→ **Source document**:
---+---

We docked in the port of Whittier however our dropoff options from the cruise for the next part of our tour made it easiest to head to Anchorage airport to collect our car as that is where we will eventually be flying out. So that meant a little backtracking to get to our first stop.

However our night of my last post we had the amazing experience of seeing the Northern Lights! We had gone to bed with the ship tossing through rough seas and I had managed to doze off but Adrienne had seen on a Facebook group she followed that there were active Aurora sightings in parts of Alaska.

She looked outside and could see a green glow in the sky & excitedly woke me. We braved the cold & rough seas on our verandah and snapped away and even though it wasn’t vivid to the naked eye the camera was able to pick it up !

The rough seas continued through the morning of our last day of cruising and we took in a couple of activities during the day as well as preparing things for our disembarkation.

In the later part of the day we reached College Fjord off Prince William Sound . Many of the glaciers are named after colleges – Harvard, Yale etc – hence the name. In some ways it was a better day than in Glacier Bay as the weather was much better.

We reached Whittier just after midnight and our disembarkation time was 6.40am and we then had to wait for our bus transfer which left at 8.45am. We were categorised as “self managing” to disembark as we were not using a Holland America transfer option. The ship had arrived in Whittier just after midnight. Our bags had to be outside our cabin by 11 pm the night before and we had been assigned “Wave 2” to leave the ship.

So we were up and having breakfast in the buffet before 6 and the weather in Whittier was rainy. We left at our alotted time however we had a wait until 8am before our transfer arrived, and then still to 8.45 before we could leave. Our bus driver offered us the greeting “Welcome to Whittier where the weather is usually shittier” !

Shitty Whittier weather

Whittier is a very unique town. It has one apartment building – the Begich Towers Condominium – which actually accommodates 95% of the whole population of 270. And it has just one way in and out – through a one-way tunnel which accomodates the train line and the road. The traffic queues at the assigned time – 9am for us heading to Anchorage – and files through the 2km tunnel.
The tunnel was originally built in WWI as Whittier was pinpointed as a good harbour to establish a base after the Japanese had established bases on islands off Alaska in part of the Aleutian Islands. The army stayed until about the 1960’s – given it’s proximity to Russia during the Cold War – and eventually the tunnel was upgraded to its current formation in 2000. This helped expand the cruise ship arrivals at the port.

---+---

Extracted data entries:
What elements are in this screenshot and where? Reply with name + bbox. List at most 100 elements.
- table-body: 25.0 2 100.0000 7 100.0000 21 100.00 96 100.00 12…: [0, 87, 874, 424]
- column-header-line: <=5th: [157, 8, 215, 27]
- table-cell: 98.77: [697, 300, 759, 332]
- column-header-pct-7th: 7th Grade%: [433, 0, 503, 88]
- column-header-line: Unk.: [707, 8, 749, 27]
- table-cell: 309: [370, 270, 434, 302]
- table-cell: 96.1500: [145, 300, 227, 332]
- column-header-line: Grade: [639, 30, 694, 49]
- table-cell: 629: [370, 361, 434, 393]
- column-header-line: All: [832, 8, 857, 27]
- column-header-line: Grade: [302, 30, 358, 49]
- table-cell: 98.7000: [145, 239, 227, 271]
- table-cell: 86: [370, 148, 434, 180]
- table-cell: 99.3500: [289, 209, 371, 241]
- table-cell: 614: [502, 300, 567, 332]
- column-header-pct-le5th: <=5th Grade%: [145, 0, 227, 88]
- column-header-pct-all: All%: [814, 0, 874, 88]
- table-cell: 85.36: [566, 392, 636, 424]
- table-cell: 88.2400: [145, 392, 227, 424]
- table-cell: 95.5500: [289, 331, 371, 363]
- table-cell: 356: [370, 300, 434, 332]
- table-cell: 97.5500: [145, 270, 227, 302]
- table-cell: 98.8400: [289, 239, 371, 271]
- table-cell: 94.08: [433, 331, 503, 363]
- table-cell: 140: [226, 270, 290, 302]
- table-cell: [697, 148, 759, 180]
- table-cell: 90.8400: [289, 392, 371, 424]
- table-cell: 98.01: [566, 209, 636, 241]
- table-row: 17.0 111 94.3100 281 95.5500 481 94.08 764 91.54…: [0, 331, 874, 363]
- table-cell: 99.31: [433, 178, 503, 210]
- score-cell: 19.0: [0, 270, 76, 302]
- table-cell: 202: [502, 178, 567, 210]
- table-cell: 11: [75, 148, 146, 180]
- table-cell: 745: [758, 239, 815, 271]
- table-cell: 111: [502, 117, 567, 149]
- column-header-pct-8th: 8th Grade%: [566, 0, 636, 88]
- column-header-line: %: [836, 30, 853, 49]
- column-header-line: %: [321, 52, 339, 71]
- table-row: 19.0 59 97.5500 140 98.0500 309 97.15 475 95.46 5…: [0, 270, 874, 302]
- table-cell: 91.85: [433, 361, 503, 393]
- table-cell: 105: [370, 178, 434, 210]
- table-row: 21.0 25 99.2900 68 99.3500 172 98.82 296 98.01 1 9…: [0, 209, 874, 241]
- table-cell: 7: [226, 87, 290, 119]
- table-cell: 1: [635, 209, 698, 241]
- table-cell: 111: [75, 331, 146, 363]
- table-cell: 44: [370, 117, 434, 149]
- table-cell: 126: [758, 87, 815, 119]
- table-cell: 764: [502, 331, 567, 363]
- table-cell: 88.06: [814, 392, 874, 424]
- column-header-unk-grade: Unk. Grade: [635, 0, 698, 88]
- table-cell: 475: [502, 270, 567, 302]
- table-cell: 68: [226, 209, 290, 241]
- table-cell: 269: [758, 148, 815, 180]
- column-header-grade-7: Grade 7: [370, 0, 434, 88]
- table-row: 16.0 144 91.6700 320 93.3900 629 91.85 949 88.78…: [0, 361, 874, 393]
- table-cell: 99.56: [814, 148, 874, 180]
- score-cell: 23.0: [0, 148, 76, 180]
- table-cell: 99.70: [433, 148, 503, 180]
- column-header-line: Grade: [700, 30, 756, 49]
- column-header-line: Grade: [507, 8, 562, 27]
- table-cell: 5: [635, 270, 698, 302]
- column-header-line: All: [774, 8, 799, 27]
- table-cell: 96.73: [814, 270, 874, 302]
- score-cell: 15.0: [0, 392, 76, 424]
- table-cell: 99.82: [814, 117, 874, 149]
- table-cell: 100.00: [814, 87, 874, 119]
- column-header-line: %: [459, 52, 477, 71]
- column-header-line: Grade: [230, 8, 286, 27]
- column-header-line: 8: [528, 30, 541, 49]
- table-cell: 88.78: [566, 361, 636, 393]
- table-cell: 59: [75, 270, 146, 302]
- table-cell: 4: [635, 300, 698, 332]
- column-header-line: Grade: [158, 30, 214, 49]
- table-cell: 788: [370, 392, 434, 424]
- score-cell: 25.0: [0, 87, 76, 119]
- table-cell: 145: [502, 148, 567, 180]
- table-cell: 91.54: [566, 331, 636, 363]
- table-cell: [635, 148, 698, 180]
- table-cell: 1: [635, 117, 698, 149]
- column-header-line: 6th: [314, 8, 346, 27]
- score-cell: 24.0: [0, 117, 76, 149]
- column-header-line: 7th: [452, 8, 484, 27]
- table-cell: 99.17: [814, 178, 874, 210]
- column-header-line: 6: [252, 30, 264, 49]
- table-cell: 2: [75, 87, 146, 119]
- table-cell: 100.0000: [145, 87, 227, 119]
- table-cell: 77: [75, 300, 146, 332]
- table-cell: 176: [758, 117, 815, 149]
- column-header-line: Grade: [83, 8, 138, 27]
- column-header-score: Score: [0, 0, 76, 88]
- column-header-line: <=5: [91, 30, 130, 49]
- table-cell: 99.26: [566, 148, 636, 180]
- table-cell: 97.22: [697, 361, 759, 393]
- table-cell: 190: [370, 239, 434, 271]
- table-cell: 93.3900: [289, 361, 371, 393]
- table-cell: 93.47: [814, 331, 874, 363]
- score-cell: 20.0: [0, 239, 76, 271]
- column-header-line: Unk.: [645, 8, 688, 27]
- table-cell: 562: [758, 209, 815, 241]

---+---

→ **Aim A**:
Answer these questions about the Alaska travel post:
(i) What time was the disembarkation from the ship?
(ii) Which fjord did the ship reach in the later part of the last day of cruising?
(iii) How long is the tunnel that serves as the one way in and out of Whittier?
→ **Aim B**:
Write out the passage of the Alaska travel post between "The rough seas" and "was much better.", inclusive, word for word.
Rely only on the text for your answers.

→ **Complete answer A**:
(i) 6.40am
(ii) College Fjord, off Prince William Sound
(iii) 2km

→ **Complete answer B**:
The rough seas continued through the morning of our last day of cruising and we took in a couple of activities during the day as well as preparing things for our disembarkation.

In the later part of the day we reached College Fjord off Prince William Sound . Many of the glaciers are named after colleges – Harvard, Yale etc – hence the name. In some ways it was a better day than in Glacier Bay as the weather was much better.